(Dataset entries on figures)
%%
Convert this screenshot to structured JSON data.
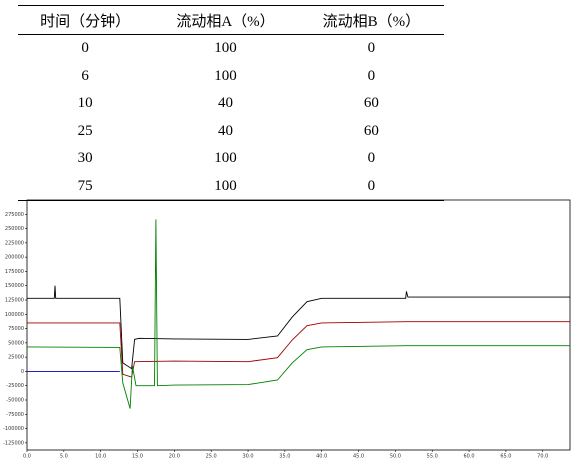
{
  "table": {
    "header": [
      "时间（分钟）",
      "流动相A（%）",
      "流动相B（%）"
    ],
    "rows": [
      [
        0,
        100,
        0
      ],
      [
        6,
        100,
        0
      ],
      [
        10,
        40,
        60
      ],
      [
        25,
        40,
        60
      ],
      [
        30,
        100,
        0
      ],
      [
        75,
        100,
        0
      ]
    ]
  },
  "chart_data": {
    "type": "line",
    "xlim": [
      0,
      73.7
    ],
    "ylim": [
      -137500,
      300000
    ],
    "xticks": [
      {
        "value": 0,
        "label": "0.0"
      },
      {
        "value": 5,
        "label": "5.0"
      },
      {
        "value": 10,
        "label": "10.0"
      },
      {
        "value": 15,
        "label": "15.0"
      },
      {
        "value": 20,
        "label": "20.0"
      },
      {
        "value": 25,
        "label": "25.0"
      },
      {
        "value": 30,
        "label": "30.0"
      },
      {
        "value": 35,
        "label": "35.0"
      },
      {
        "value": 40,
        "label": "40.0"
      },
      {
        "value": 45,
        "label": "45.0"
      },
      {
        "value": 50,
        "label": "50.0"
      },
      {
        "value": 55,
        "label": "55.0"
      },
      {
        "value": 60,
        "label": "60.0"
      },
      {
        "value": 65,
        "label": "65.0"
      },
      {
        "value": 70,
        "label": "70.0"
      }
    ],
    "yticks": [
      275000,
      250000,
      225000,
      200000,
      175000,
      150000,
      125000,
      100000,
      75000,
      50000,
      25000,
      0,
      -25000,
      -50000,
      -75000,
      -100000,
      -125000
    ],
    "series": [
      {
        "color": "#000000",
        "x": [
          0,
          3.7,
          3.8,
          3.9,
          12.6,
          13.0,
          14.2,
          14.6,
          15.2,
          20,
          30,
          34,
          36,
          38,
          40,
          51.4,
          51.5,
          51.7,
          73.7
        ],
        "values": [
          128000,
          128000,
          150000,
          128000,
          128000,
          15000,
          5000,
          56000,
          58000,
          57000,
          56000,
          62000,
          95000,
          122000,
          128000,
          128000,
          140000,
          130000,
          130000
        ]
      },
      {
        "color": "#a00000",
        "x": [
          0,
          12.6,
          13.0,
          14.2,
          14.6,
          20,
          30,
          34,
          36,
          38,
          40,
          51.5,
          73.7
        ],
        "values": [
          85000,
          85000,
          -5000,
          -10000,
          17000,
          18000,
          17000,
          24000,
          55000,
          80000,
          85000,
          87000,
          87000
        ]
      },
      {
        "color": "#008000",
        "x": [
          0,
          12.6,
          13.0,
          14.0,
          14.3,
          14.8,
          17.3,
          17.5,
          17.7,
          20,
          30,
          34,
          36,
          38,
          40,
          51.5,
          73.7
        ],
        "values": [
          43000,
          42000,
          -20000,
          -65000,
          10000,
          -25000,
          -25000,
          266000,
          -25000,
          -24000,
          -23000,
          -15000,
          15000,
          38000,
          43000,
          45000,
          45000
        ]
      },
      {
        "color": "#0000c0",
        "x": [
          0,
          12.6
        ],
        "values": [
          0,
          0
        ]
      }
    ]
  }
}
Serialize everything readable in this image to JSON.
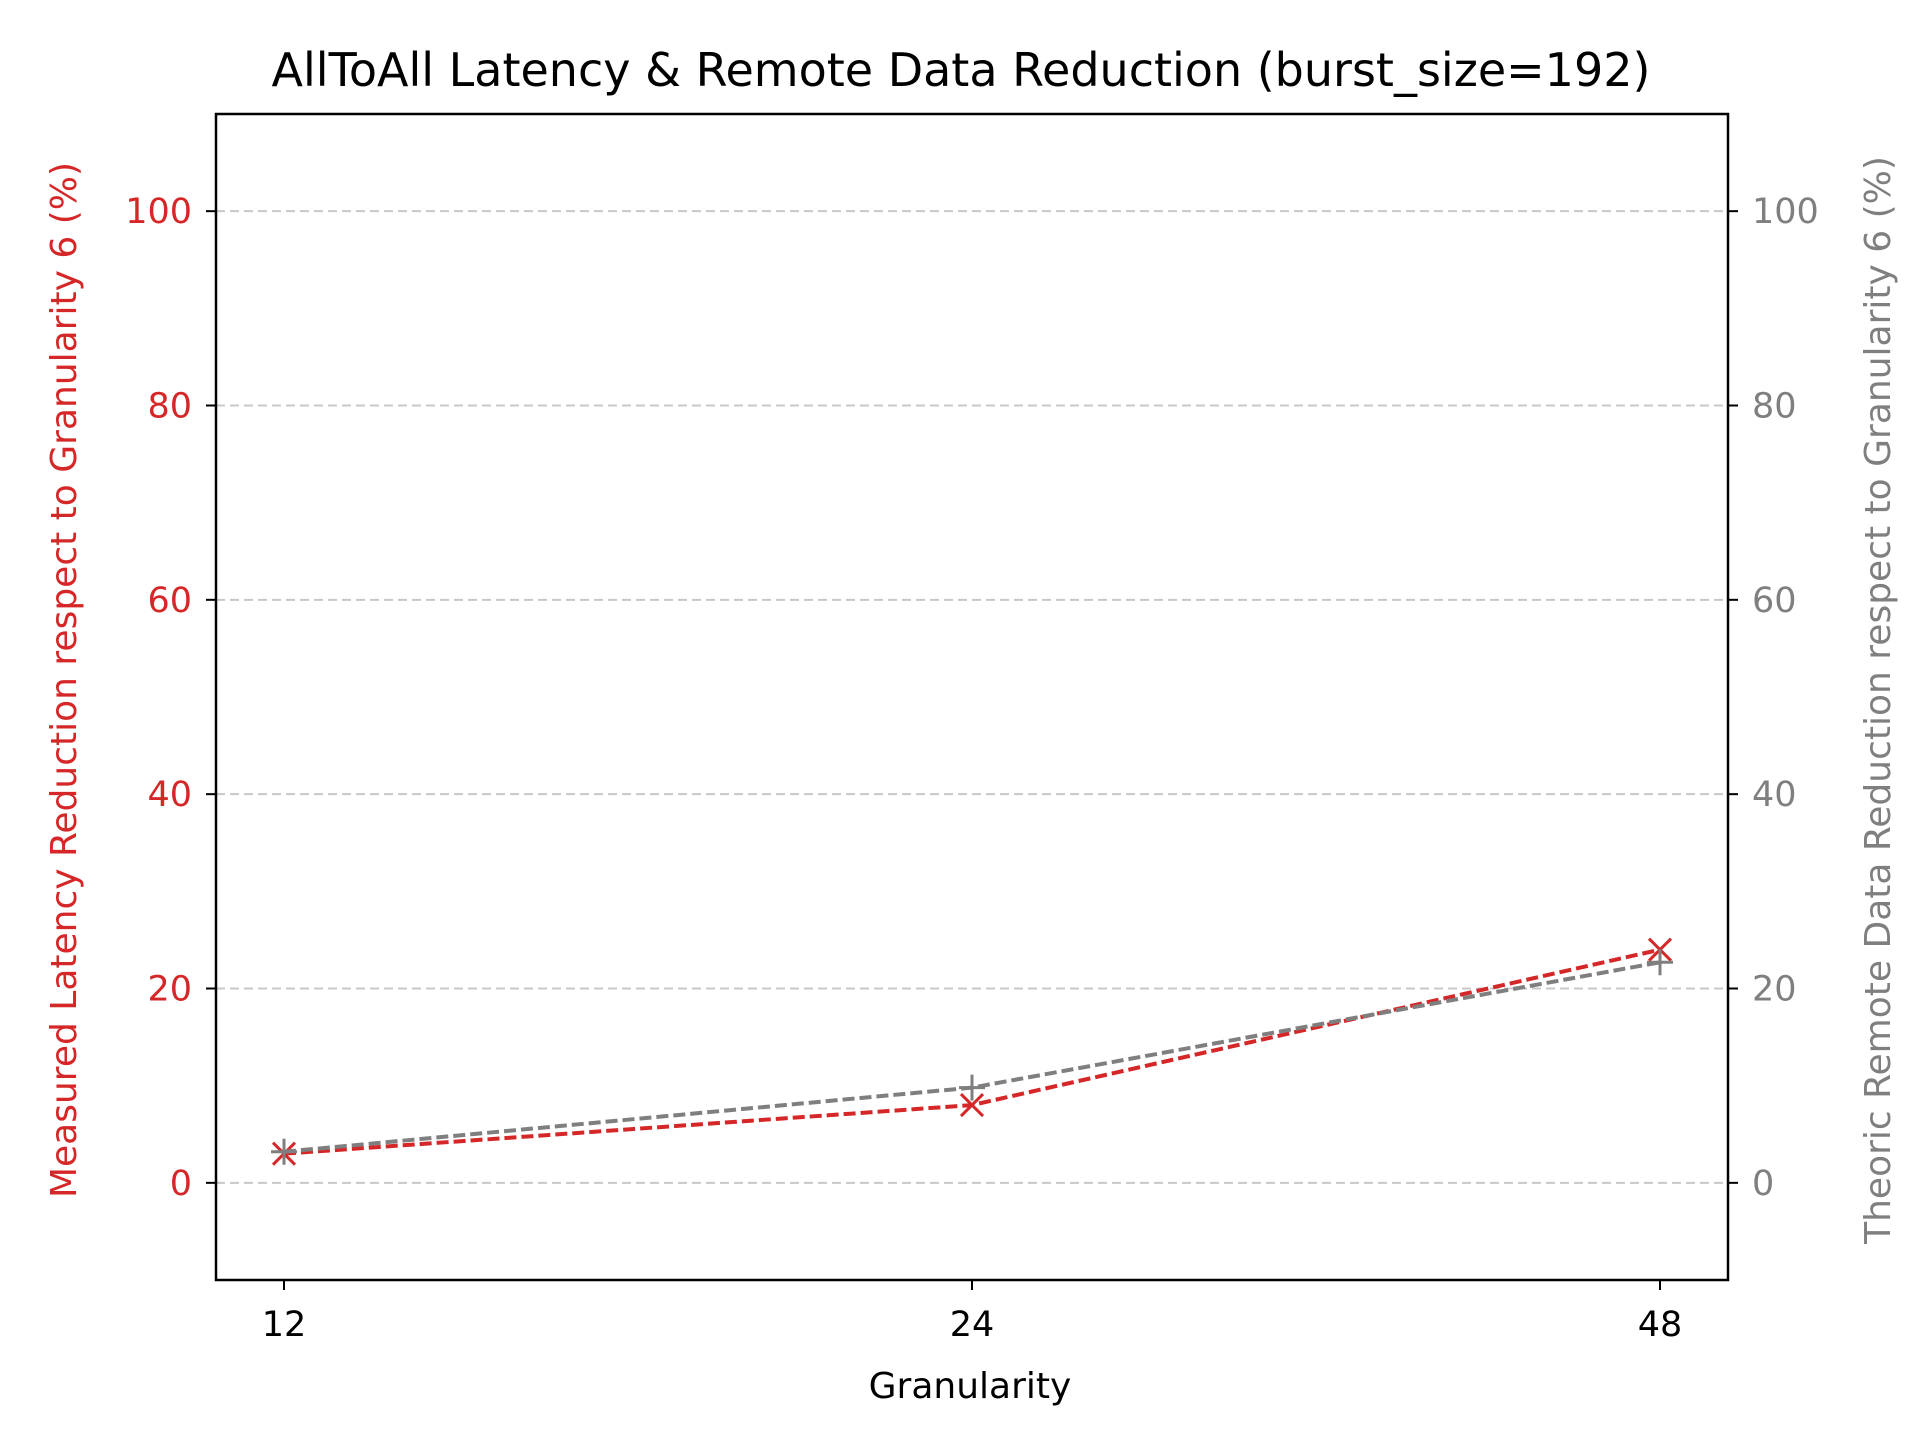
{
  "chart_data": {
    "type": "line",
    "title": "AllToAll Latency & Remote Data Reduction (burst_size=192)",
    "xlabel": "Granularity",
    "ylabel_left": "Measured Latency Reduction respect to Granularity 6 (%)",
    "ylabel_right": "Theoric Remote Data Reduction respect to Granularity 6 (%)",
    "categories": [
      "12",
      "24",
      "48"
    ],
    "xlim": [
      12,
      48
    ],
    "ylim": [
      -10,
      110
    ],
    "yticks": [
      0,
      20,
      40,
      60,
      80,
      100
    ],
    "grid": "horizontal-dashed",
    "series": [
      {
        "axis": "left",
        "marker": "x",
        "line_style": "dashed",
        "color": "#d62728",
        "values": [
          3.0,
          8.0,
          24.0
        ]
      },
      {
        "axis": "right",
        "marker": "+",
        "line_style": "dashed",
        "color": "#7f7f7f",
        "values": [
          3.2,
          9.8,
          22.7
        ]
      }
    ],
    "colors": {
      "left_axis": "#d62728",
      "right_axis": "#7f7f7f",
      "grid": "#c8c8c8",
      "frame": "#000000"
    }
  }
}
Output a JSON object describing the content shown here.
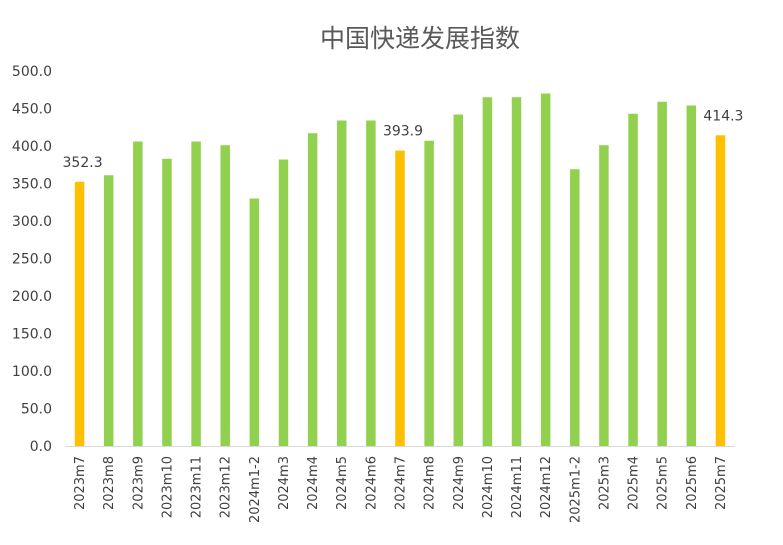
{
  "chart_data": {
    "type": "bar",
    "title": "中国快递发展指数",
    "categories": [
      "2023m7",
      "2023m8",
      "2023m9",
      "2023m10",
      "2023m11",
      "2023m12",
      "2024m1-2",
      "2024m3",
      "2024m4",
      "2024m5",
      "2024m6",
      "2024m7",
      "2024m8",
      "2024m9",
      "2024m10",
      "2024m11",
      "2024m12",
      "2025m1-2",
      "2025m3",
      "2025m4",
      "2025m5",
      "2025m6",
      "2025m7"
    ],
    "values": [
      352.3,
      361,
      406,
      383,
      406,
      401,
      330,
      382,
      417,
      434,
      434,
      393.9,
      407,
      442,
      465,
      465,
      470,
      369,
      401,
      443,
      459,
      454,
      414.3
    ],
    "highlight_indices": [
      0,
      11,
      22
    ],
    "data_labels": [
      {
        "index": 0,
        "text": "352.3"
      },
      {
        "index": 11,
        "text": "393.9"
      },
      {
        "index": 22,
        "text": "414.3"
      }
    ],
    "yticks": [
      "0.0",
      "50.0",
      "100.0",
      "150.0",
      "200.0",
      "250.0",
      "300.0",
      "350.0",
      "400.0",
      "450.0",
      "500.0"
    ],
    "ylim": [
      0,
      500
    ],
    "grid": false,
    "legend": "none",
    "colors": {
      "normal": "#92D050",
      "highlight": "#FFC000",
      "axis": "#D9D9D9"
    }
  }
}
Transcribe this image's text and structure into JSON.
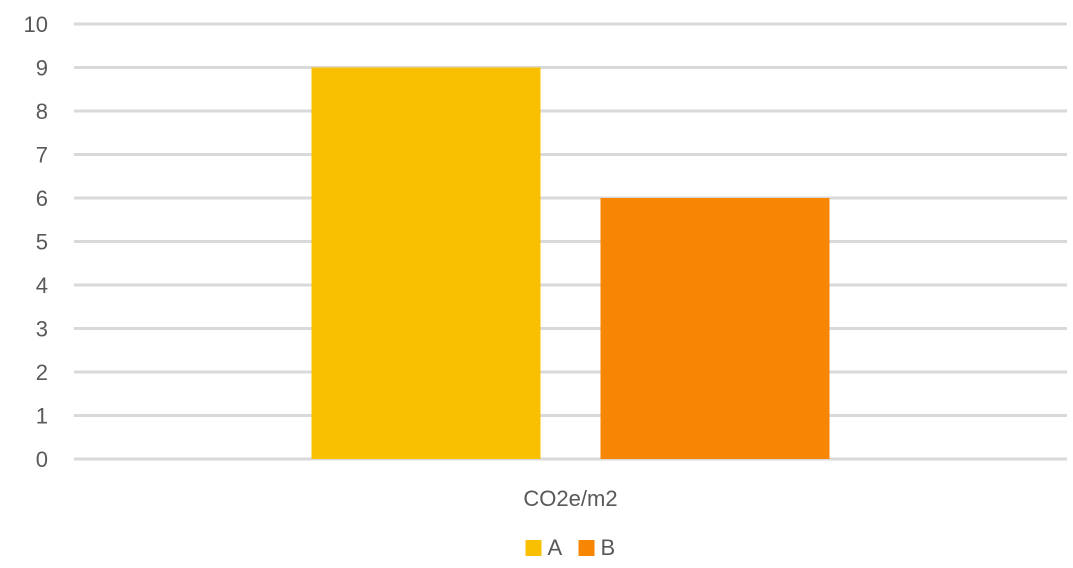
{
  "chart_data": {
    "type": "bar",
    "categories": [
      "CO2e/m2"
    ],
    "series": [
      {
        "name": "A",
        "values": [
          9
        ],
        "color": "#F8C000"
      },
      {
        "name": "B",
        "values": [
          6
        ],
        "color": "#F78605"
      }
    ],
    "title": "",
    "xlabel": "",
    "ylabel": "",
    "ylim": [
      0,
      10
    ],
    "yticks": [
      "0",
      "1",
      "2",
      "3",
      "4",
      "5",
      "6",
      "7",
      "8",
      "9",
      "10"
    ],
    "grid": true,
    "legend_position": "bottom",
    "gridline_color": "#D9D9D9",
    "text_color": "#595959"
  }
}
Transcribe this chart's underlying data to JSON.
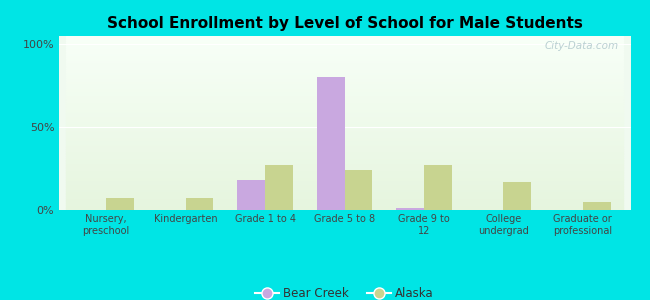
{
  "title": "School Enrollment by Level of School for Male Students",
  "categories": [
    "Nursery,\npreschool",
    "Kindergarten",
    "Grade 1 to 4",
    "Grade 5 to 8",
    "Grade 9 to\n12",
    "College\nundergrad",
    "Graduate or\nprofessional"
  ],
  "bear_creek": [
    0,
    0,
    18,
    80,
    1,
    0,
    0
  ],
  "alaska": [
    7,
    7,
    27,
    24,
    27,
    17,
    5
  ],
  "bear_creek_color": "#c9a8e0",
  "alaska_color": "#c8d490",
  "background_outer": "#00e5e5",
  "title_fontsize": 11,
  "yticks": [
    0,
    50,
    100
  ],
  "ytick_labels": [
    "0%",
    "50%",
    "100%"
  ],
  "ylim": [
    0,
    105
  ],
  "watermark": "City-Data.com"
}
%%
Description of the task:
Which lines include "respect"? Copy each of them out.

Exercise response:
    "ylabel_left": "Measured Latency Reduction respect to Granularity 6 (%)",
    "ylabel_right": "Theoric Remote Data Reduction respect to Granularity 6 (%)",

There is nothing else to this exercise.